- [Goal]: Copy every line of the listing that holds the string "Umverteilung".

- [Exercise input]:
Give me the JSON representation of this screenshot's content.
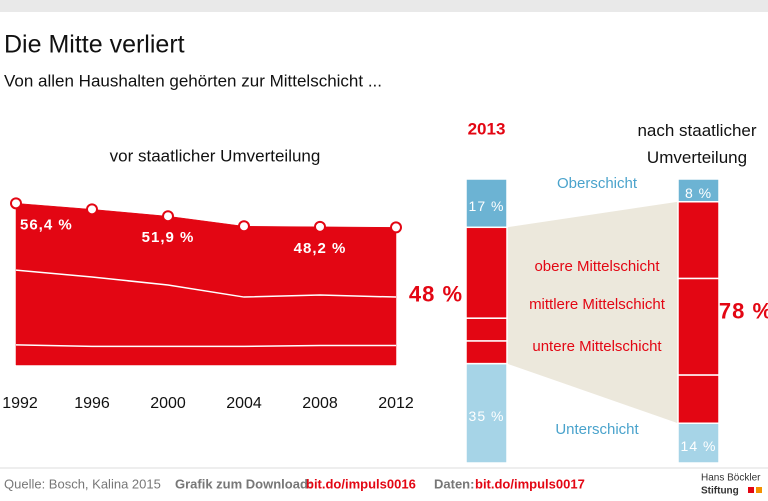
{
  "header": {
    "title": "Die Mitte verliert",
    "subtitle": "Von allen Haushalten gehörten zur Mittelschicht ..."
  },
  "chart_data": [
    {
      "type": "area",
      "title": "vor staatlicher Umverteilung",
      "x": [
        1992,
        1996,
        2000,
        2004,
        2008,
        2012
      ],
      "xlim": [
        1992,
        2012
      ],
      "ylim": [
        0,
        60
      ],
      "values": [
        56.4,
        54.3,
        51.9,
        48.4,
        48.2,
        48
      ],
      "value_labels": [
        "56,4 %",
        null,
        "51,9 %",
        null,
        "48,2 %",
        null
      ],
      "color": "#e30613",
      "series": [
        {
          "color": "#e30613",
          "values": [
            7,
            6.5,
            6.5,
            6.5,
            6.8,
            6.8
          ]
        },
        {
          "color": "#e30613",
          "values": [
            26.1,
            24.2,
            21.4,
            17.2,
            17.6,
            16.9
          ]
        },
        {
          "color": "#e30613",
          "values": [
            23.3,
            23.6,
            24.0,
            24.7,
            23.8,
            24.3
          ]
        }
      ]
    },
    {
      "type": "stacked-bar",
      "categories": [
        "2013",
        "nach staatlicher Umverteilung"
      ],
      "ylim": [
        0,
        100
      ],
      "series": [
        {
          "name": "Unterschicht",
          "color": "#a6d4e7",
          "values": [
            35,
            14
          ],
          "value_labels": [
            "35 %",
            "14 %"
          ]
        },
        {
          "name": "untere Mittelschicht",
          "color": "#e30613",
          "values": [
            8,
            17
          ]
        },
        {
          "name": "mittlere Mittelschicht",
          "color": "#e30613",
          "values": [
            8,
            34
          ]
        },
        {
          "name": "obere Mittelschicht",
          "color": "#e30613",
          "values": [
            32,
            27
          ]
        },
        {
          "name": "Oberschicht",
          "color": "#6cb3d3",
          "values": [
            17,
            8
          ],
          "value_labels": [
            "17 %",
            "8 %"
          ]
        }
      ],
      "totals": {
        "values": [
          48,
          78
        ],
        "value_labels": [
          "48 %",
          "78 %"
        ]
      }
    }
  ],
  "footer": {
    "source": "Quelle:  Bosch, Kalina 2015",
    "download_label": "Grafik zum Download:",
    "download_link": "bit.do/impuls0016",
    "data_label": "Daten:",
    "data_link": "bit.do/impuls0017",
    "logo": [
      "Hans Böckler",
      "Stiftung"
    ]
  }
}
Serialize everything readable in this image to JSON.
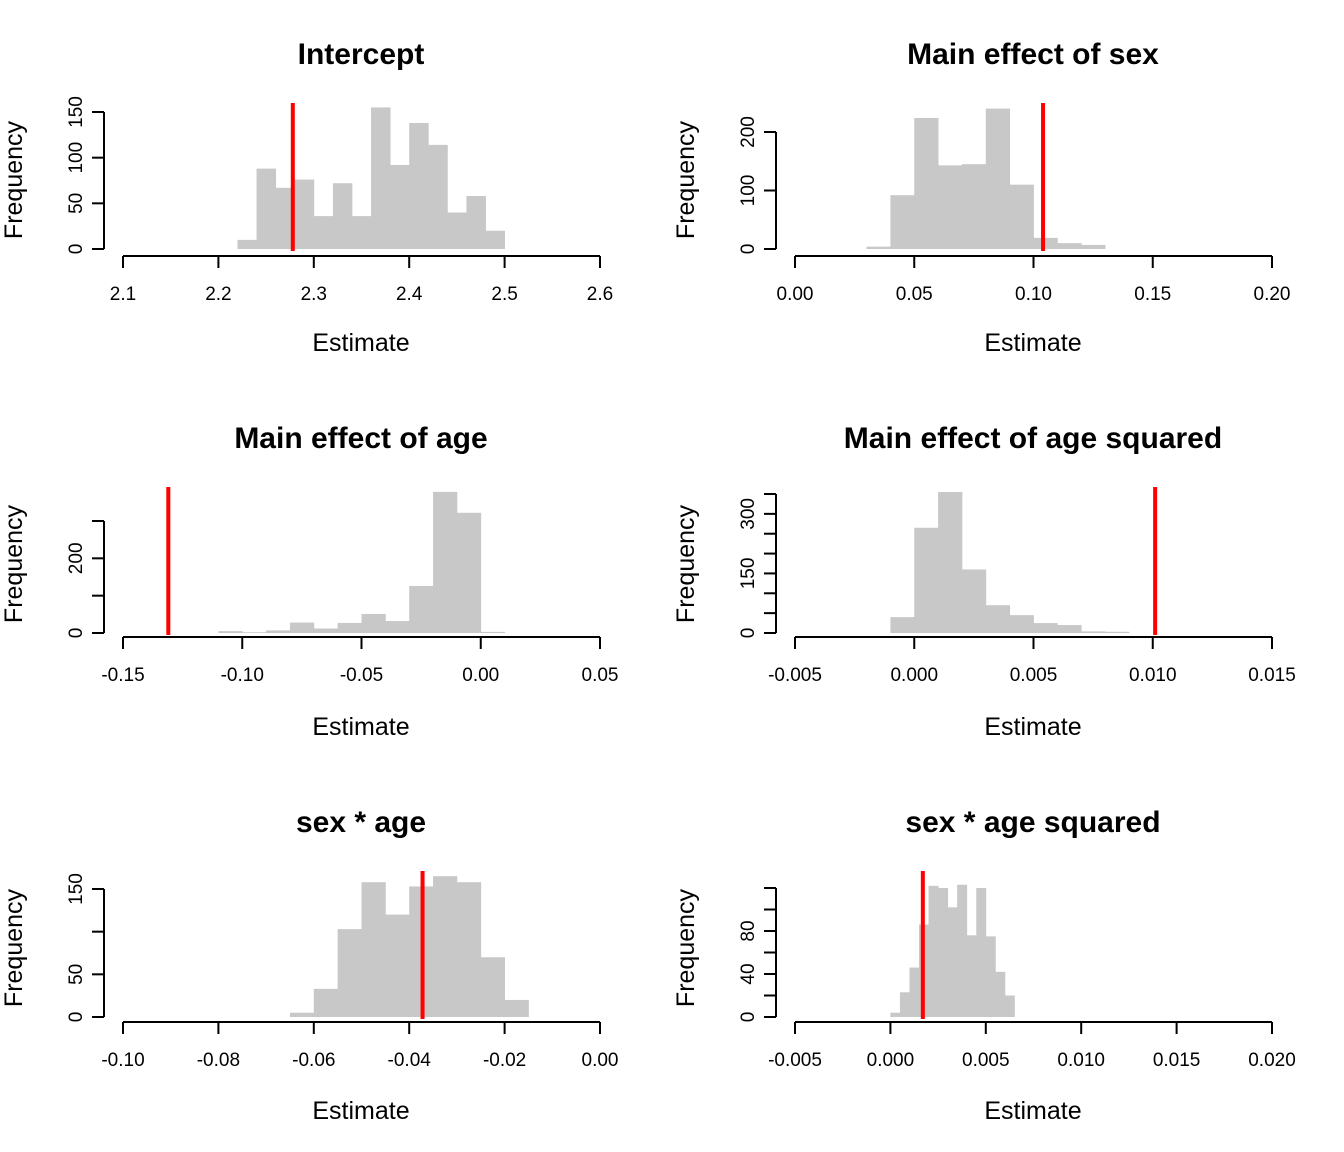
{
  "chart_data": [
    {
      "type": "bar",
      "title": "Intercept",
      "xlabel": "Estimate",
      "ylabel": "Frequency",
      "xticks": [
        "2.1",
        "2.2",
        "2.3",
        "2.4",
        "2.5",
        "2.6"
      ],
      "xtick_values": [
        2.1,
        2.2,
        2.3,
        2.4,
        2.5,
        2.6
      ],
      "xlim": [
        2.1,
        2.6
      ],
      "yticks": [
        "0",
        "50",
        "100",
        "150"
      ],
      "ytick_values": [
        0,
        50,
        100,
        150
      ],
      "ylim": [
        0,
        150
      ],
      "bin_edges": [
        2.22,
        2.23,
        2.24,
        2.25,
        2.26,
        2.27,
        2.28,
        2.29,
        2.3,
        2.31,
        2.32,
        2.33,
        2.34,
        2.35,
        2.36,
        2.37,
        2.38,
        2.39,
        2.4,
        2.41,
        2.42,
        2.43,
        2.44,
        2.45,
        2.46,
        2.47,
        2.48,
        2.49,
        2.5
      ],
      "values": [
        10,
        10,
        88,
        88,
        67,
        67,
        76,
        76,
        36,
        36,
        72,
        72,
        36,
        36,
        155,
        155,
        92,
        92,
        138,
        138,
        114,
        114,
        40,
        40,
        58,
        58,
        20,
        20
      ],
      "bar_color": "#c8c8c8",
      "reference_value": 2.278,
      "reference_color": "#ff0000",
      "grid": false
    },
    {
      "type": "bar",
      "title": "Main effect of sex",
      "xlabel": "Estimate",
      "ylabel": "Frequency",
      "xticks": [
        "0.00",
        "0.05",
        "0.10",
        "0.15",
        "0.20"
      ],
      "xtick_values": [
        0.0,
        0.05,
        0.1,
        0.15,
        0.2
      ],
      "xlim": [
        0.0,
        0.2
      ],
      "yticks": [
        "0",
        "100",
        "200"
      ],
      "ytick_values": [
        0,
        100,
        200
      ],
      "ylim": [
        0,
        200
      ],
      "bin_edges": [
        0.03,
        0.04,
        0.05,
        0.06,
        0.07,
        0.08,
        0.09,
        0.1,
        0.11,
        0.12,
        0.13
      ],
      "values": [
        4,
        92,
        224,
        143,
        145,
        240,
        110,
        19,
        10,
        7
      ],
      "bar_color": "#c8c8c8",
      "reference_value": 0.104,
      "reference_color": "#ff0000",
      "grid": false
    },
    {
      "type": "bar",
      "title": "Main effect of age",
      "xlabel": "Estimate",
      "ylabel": "Frequency",
      "xticks": [
        "-0.15",
        "-0.10",
        "-0.05",
        "0.00",
        "0.05"
      ],
      "xtick_values": [
        -0.15,
        -0.1,
        -0.05,
        0.0,
        0.05
      ],
      "xlim": [
        -0.15,
        0.05
      ],
      "yticks": [
        "0",
        "200"
      ],
      "ytick_values": [
        0,
        100,
        200,
        300
      ],
      "ytick_label_map": {
        "0": "0",
        "200": "200"
      },
      "ylim": [
        0,
        300
      ],
      "bin_edges": [
        -0.11,
        -0.1,
        -0.09,
        -0.08,
        -0.07,
        -0.06,
        -0.05,
        -0.04,
        -0.03,
        -0.02,
        -0.01,
        0.0,
        0.01
      ],
      "values": [
        5,
        2,
        7,
        28,
        12,
        27,
        51,
        32,
        126,
        378,
        322,
        3
      ],
      "bar_color": "#c8c8c8",
      "reference_value": -0.131,
      "reference_color": "#ff0000",
      "grid": false
    },
    {
      "type": "bar",
      "title": "Main effect of age squared",
      "xlabel": "Estimate",
      "ylabel": "Frequency",
      "xticks": [
        "-0.005",
        "0.000",
        "0.005",
        "0.010",
        "0.015"
      ],
      "xtick_values": [
        -0.005,
        0.0,
        0.005,
        0.01,
        0.015
      ],
      "xlim": [
        -0.005,
        0.015
      ],
      "yticks": [
        "0",
        "150",
        "300"
      ],
      "ytick_values": [
        0,
        50,
        100,
        150,
        200,
        250,
        300,
        350
      ],
      "ytick_label_map": {
        "0": "0",
        "150": "150",
        "300": "300"
      },
      "ylim": [
        0,
        350
      ],
      "bin_edges": [
        -0.001,
        0.0,
        0.001,
        0.002,
        0.003,
        0.004,
        0.005,
        0.006,
        0.007,
        0.008,
        0.009
      ],
      "values": [
        40,
        265,
        355,
        160,
        70,
        45,
        25,
        20,
        4,
        3
      ],
      "bar_color": "#c8c8c8",
      "reference_value": 0.0101,
      "reference_color": "#ff0000",
      "grid": false
    },
    {
      "type": "bar",
      "title": "sex * age",
      "xlabel": "Estimate",
      "ylabel": "Frequency",
      "xticks": [
        "-0.10",
        "-0.08",
        "-0.06",
        "-0.04",
        "-0.02",
        "0.00"
      ],
      "xtick_values": [
        -0.1,
        -0.08,
        -0.06,
        -0.04,
        -0.02,
        0.0
      ],
      "xlim": [
        -0.1,
        0.0
      ],
      "yticks": [
        "0",
        "50",
        "150"
      ],
      "ytick_values": [
        0,
        50,
        100,
        150
      ],
      "ytick_label_map": {
        "0": "0",
        "50": "50",
        "150": "150"
      },
      "ylim": [
        0,
        150
      ],
      "bin_edges": [
        -0.065,
        -0.06,
        -0.055,
        -0.05,
        -0.045,
        -0.04,
        -0.035,
        -0.03,
        -0.025,
        -0.02,
        -0.015
      ],
      "values": [
        5,
        33,
        103,
        158,
        120,
        153,
        165,
        158,
        70,
        20
      ],
      "bar_color": "#c8c8c8",
      "reference_value": -0.0372,
      "reference_color": "#ff0000",
      "grid": false
    },
    {
      "type": "bar",
      "title": "sex * age squared",
      "xlabel": "Estimate",
      "ylabel": "Frequency",
      "xticks": [
        "-0.005",
        "0.000",
        "0.005",
        "0.010",
        "0.015",
        "0.020"
      ],
      "xtick_values": [
        -0.005,
        0.0,
        0.005,
        0.01,
        0.015,
        0.02
      ],
      "xlim": [
        -0.005,
        0.02
      ],
      "yticks": [
        "0",
        "40",
        "80"
      ],
      "ytick_values": [
        0,
        20,
        40,
        60,
        80,
        100,
        120
      ],
      "ytick_label_map": {
        "0": "0",
        "40": "40",
        "80": "80"
      },
      "ylim": [
        0,
        120
      ],
      "bin_edges": [
        0.0,
        0.0005,
        0.001,
        0.0015,
        0.002,
        0.0025,
        0.003,
        0.0035,
        0.004,
        0.0045,
        0.005,
        0.0055,
        0.006,
        0.0065
      ],
      "values": [
        4,
        23,
        46,
        86,
        122,
        120,
        102,
        123,
        76,
        120,
        75,
        42,
        20
      ],
      "bar_color": "#c8c8c8",
      "reference_value": 0.0017,
      "reference_color": "#ff0000",
      "grid": false
    }
  ]
}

- [Final result]:
      "title": "vor staatlicher Umverteilung",
        "nach staatlicher Umverteilung"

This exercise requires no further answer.